• [WHAT THE TASK REQUIRES]:
List every line in this data where the string "Transcribe" occurs.

• [RECORD EXTRACTS]:
----------------------------------------

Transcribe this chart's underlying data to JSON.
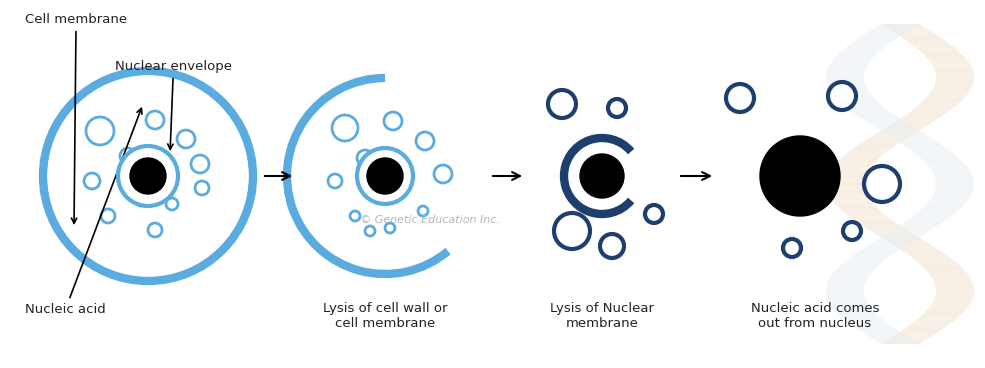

----------------------------------------

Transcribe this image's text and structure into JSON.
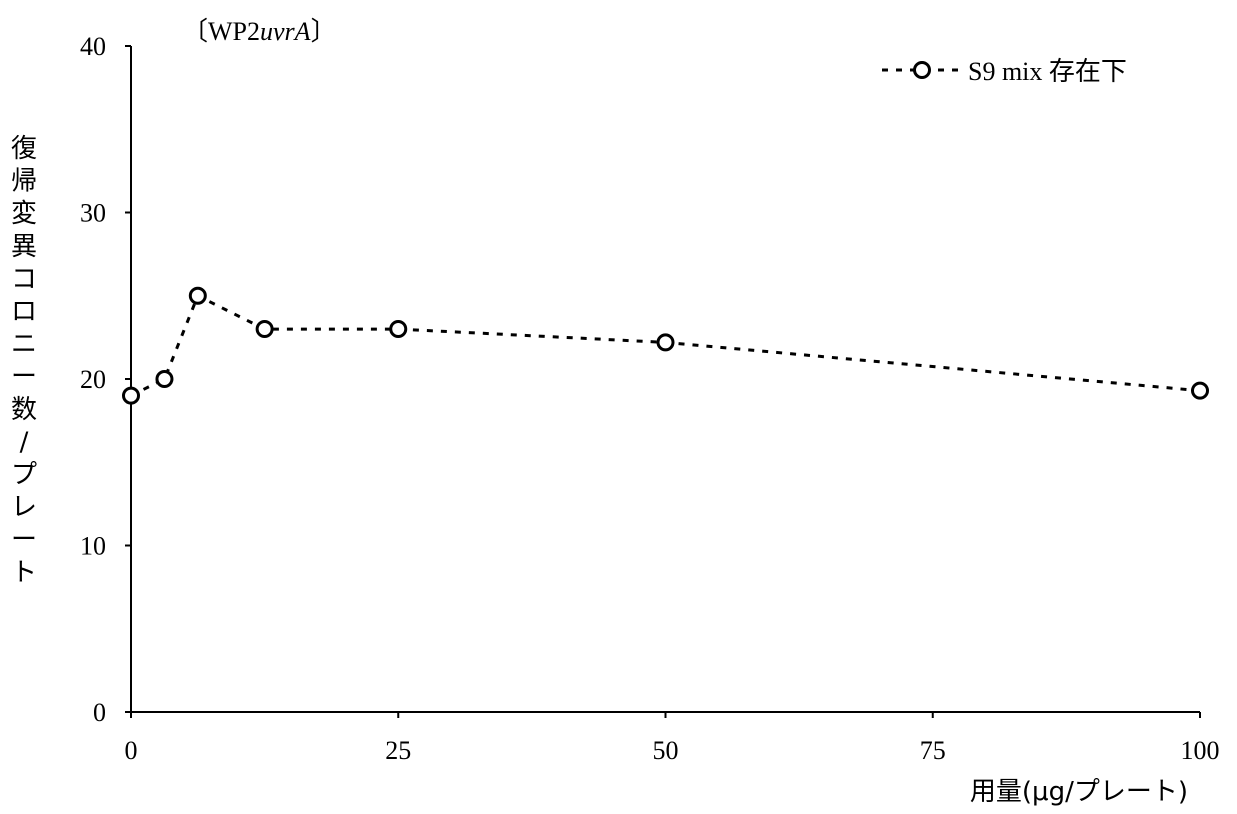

----------------------------------------

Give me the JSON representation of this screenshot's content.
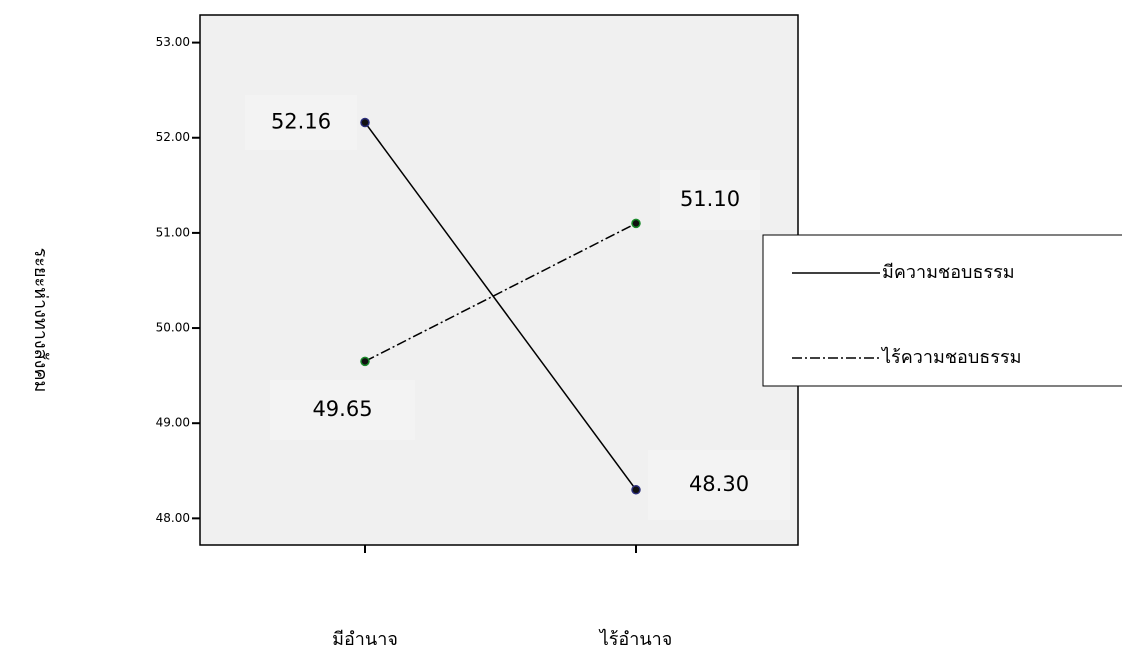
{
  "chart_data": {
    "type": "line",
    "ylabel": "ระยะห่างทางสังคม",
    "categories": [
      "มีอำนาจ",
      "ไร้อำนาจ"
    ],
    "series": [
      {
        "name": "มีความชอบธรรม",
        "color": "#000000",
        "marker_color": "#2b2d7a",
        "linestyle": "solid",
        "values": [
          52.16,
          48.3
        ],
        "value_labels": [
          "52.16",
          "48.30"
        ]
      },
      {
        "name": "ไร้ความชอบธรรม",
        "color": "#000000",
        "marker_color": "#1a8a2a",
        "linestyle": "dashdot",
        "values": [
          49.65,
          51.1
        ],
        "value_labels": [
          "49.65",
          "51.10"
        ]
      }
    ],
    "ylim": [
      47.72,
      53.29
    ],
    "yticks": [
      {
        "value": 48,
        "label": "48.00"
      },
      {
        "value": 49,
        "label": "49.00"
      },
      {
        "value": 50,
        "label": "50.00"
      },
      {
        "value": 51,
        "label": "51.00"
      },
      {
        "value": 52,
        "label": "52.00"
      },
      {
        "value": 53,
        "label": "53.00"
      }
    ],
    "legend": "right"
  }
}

----------------------------------------

• [PROBLEM SOLUTION]:
Transcribe this chart's underlying data to JSON.
Transcribe this image's text and structure into JSON.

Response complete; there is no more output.